● **EXERCISE TASK**
Print all of the data exactly as written.

# # # # #

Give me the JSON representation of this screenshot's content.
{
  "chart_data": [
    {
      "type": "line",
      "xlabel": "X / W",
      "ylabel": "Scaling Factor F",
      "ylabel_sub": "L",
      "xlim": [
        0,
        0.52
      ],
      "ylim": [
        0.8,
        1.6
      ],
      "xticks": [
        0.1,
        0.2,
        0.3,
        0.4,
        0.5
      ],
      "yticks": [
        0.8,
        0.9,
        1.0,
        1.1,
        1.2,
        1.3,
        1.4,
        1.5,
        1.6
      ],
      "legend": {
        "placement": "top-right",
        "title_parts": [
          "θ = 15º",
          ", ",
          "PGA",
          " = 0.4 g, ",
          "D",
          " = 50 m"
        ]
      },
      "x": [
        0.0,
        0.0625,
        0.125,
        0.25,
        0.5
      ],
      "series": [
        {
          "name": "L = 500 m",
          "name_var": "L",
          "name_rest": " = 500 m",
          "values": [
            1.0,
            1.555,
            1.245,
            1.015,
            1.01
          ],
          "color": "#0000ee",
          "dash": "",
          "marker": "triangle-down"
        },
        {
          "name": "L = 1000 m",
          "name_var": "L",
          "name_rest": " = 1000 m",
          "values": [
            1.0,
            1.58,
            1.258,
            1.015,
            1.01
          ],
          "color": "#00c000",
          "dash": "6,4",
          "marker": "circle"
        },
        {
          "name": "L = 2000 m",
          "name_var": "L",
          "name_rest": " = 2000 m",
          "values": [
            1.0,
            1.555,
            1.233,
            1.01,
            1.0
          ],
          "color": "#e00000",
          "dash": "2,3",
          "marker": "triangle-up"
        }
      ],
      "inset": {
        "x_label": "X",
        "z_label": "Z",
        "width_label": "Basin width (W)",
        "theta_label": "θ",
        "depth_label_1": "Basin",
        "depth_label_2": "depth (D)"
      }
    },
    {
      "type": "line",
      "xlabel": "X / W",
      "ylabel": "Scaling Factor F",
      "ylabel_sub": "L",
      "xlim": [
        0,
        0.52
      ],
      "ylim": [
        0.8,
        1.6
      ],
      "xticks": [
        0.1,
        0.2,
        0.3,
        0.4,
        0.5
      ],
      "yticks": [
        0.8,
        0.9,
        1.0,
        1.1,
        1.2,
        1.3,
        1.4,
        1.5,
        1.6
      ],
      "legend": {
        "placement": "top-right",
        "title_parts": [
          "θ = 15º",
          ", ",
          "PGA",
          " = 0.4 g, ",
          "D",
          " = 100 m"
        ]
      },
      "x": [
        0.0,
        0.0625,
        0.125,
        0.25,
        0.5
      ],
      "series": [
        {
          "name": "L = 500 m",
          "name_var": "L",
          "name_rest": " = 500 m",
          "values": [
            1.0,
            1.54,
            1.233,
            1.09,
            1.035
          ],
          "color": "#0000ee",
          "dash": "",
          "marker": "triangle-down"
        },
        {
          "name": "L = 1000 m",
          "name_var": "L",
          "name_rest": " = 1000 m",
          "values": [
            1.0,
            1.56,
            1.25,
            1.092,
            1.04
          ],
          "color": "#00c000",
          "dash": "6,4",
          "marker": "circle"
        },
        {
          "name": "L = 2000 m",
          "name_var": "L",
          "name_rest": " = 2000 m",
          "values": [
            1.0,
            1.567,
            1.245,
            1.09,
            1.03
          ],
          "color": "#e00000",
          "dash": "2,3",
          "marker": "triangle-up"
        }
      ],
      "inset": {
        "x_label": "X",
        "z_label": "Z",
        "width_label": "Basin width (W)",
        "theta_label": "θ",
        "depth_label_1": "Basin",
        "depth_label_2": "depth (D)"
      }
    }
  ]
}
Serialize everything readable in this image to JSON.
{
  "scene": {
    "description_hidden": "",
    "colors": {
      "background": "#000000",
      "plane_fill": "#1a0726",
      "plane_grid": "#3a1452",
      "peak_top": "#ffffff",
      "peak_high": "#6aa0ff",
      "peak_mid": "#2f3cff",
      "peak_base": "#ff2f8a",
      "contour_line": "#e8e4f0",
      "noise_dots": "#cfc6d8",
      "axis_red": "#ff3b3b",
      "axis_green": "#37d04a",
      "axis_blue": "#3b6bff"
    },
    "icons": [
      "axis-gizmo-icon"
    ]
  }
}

# # # # #

● **TASK ANSWER**
Give me the JSON representation of this screenshot's content.
{
  "chart_data": [
    {
      "type": "line",
      "xlabel": "X / W",
      "ylabel": "Scaling Factor F",
      "ylabel_sub": "L",
      "xlim": [
        0,
        0.52
      ],
      "ylim": [
        0.8,
        1.6
      ],
      "xticks": [
        0.1,
        0.2,
        0.3,
        0.4,
        0.5
      ],
      "yticks": [
        0.8,
        0.9,
        1.0,
        1.1,
        1.2,
        1.3,
        1.4,
        1.5,
        1.6
      ],
      "legend": {
        "placement": "top-right",
        "title_parts": [
          "θ = 15º",
          ", ",
          "PGA",
          " = 0.4 g, ",
          "D",
          " = 50 m"
        ]
      },
      "x": [
        0.0,
        0.0625,
        0.125,
        0.25,
        0.5
      ],
      "series": [
        {
          "name": "L = 500 m",
          "name_var": "L",
          "name_rest": " = 500 m",
          "values": [
            1.0,
            1.555,
            1.245,
            1.015,
            1.01
          ],
          "color": "#0000ee",
          "dash": "",
          "marker": "triangle-down"
        },
        {
          "name": "L = 1000 m",
          "name_var": "L",
          "name_rest": " = 1000 m",
          "values": [
            1.0,
            1.58,
            1.258,
            1.015,
            1.01
          ],
          "color": "#00c000",
          "dash": "6,4",
          "marker": "circle"
        },
        {
          "name": "L = 2000 m",
          "name_var": "L",
          "name_rest": " = 2000 m",
          "values": [
            1.0,
            1.555,
            1.233,
            1.01,
            1.0
          ],
          "color": "#e00000",
          "dash": "2,3",
          "marker": "triangle-up"
        }
      ],
      "inset": {
        "x_label": "X",
        "z_label": "Z",
        "width_label": "Basin width (W)",
        "theta_label": "θ",
        "depth_label_1": "Basin",
        "depth_label_2": "depth (D)"
      }
    },
    {
      "type": "line",
      "xlabel": "X / W",
      "ylabel": "Scaling Factor F",
      "ylabel_sub": "L",
      "xlim": [
        0,
        0.52
      ],
      "ylim": [
        0.8,
        1.6
      ],
      "xticks": [
        0.1,
        0.2,
        0.3,
        0.4,
        0.5
      ],
      "yticks": [
        0.8,
        0.9,
        1.0,
        1.1,
        1.2,
        1.3,
        1.4,
        1.5,
        1.6
      ],
      "legend": {
        "placement": "top-right",
        "title_parts": [
          "θ = 15º",
          ", ",
          "PGA",
          " = 0.4 g, ",
          "D",
          " = 100 m"
        ]
      },
      "x": [
        0.0,
        0.0625,
        0.125,
        0.25,
        0.5
      ],
      "series": [
        {
          "name": "L = 500 m",
          "name_var": "L",
          "name_rest": " = 500 m",
          "values": [
            1.0,
            1.54,
            1.233,
            1.09,
            1.035
          ],
          "color": "#0000ee",
          "dash": "",
          "marker": "triangle-down"
        },
        {
          "name": "L = 1000 m",
          "name_var": "L",
          "name_rest": " = 1000 m",
          "values": [
            1.0,
            1.56,
            1.25,
            1.092,
            1.04
          ],
          "color": "#00c000",
          "dash": "6,4",
          "marker": "circle"
        },
        {
          "name": "L = 2000 m",
          "name_var": "L",
          "name_rest": " = 2000 m",
          "values": [
            1.0,
            1.567,
            1.245,
            1.09,
            1.03
          ],
          "color": "#e00000",
          "dash": "2,3",
          "marker": "triangle-up"
        }
      ],
      "inset": {
        "x_label": "X",
        "z_label": "Z",
        "width_label": "Basin width (W)",
        "theta_label": "θ",
        "depth_label_1": "Basin",
        "depth_label_2": "depth (D)"
      }
    }
  ]
}
Serialize everything readable in this image to JSON.
{
  "scene": {
    "description_hidden": "",
    "colors": {
      "background": "#000000",
      "plane_fill": "#1a0726",
      "plane_grid": "#3a1452",
      "peak_top": "#ffffff",
      "peak_high": "#6aa0ff",
      "peak_mid": "#2f3cff",
      "peak_base": "#ff2f8a",
      "contour_line": "#e8e4f0",
      "noise_dots": "#cfc6d8",
      "axis_red": "#ff3b3b",
      "axis_green": "#37d04a",
      "axis_blue": "#3b6bff"
    },
    "icons": [
      "axis-gizmo-icon"
    ]
  }
}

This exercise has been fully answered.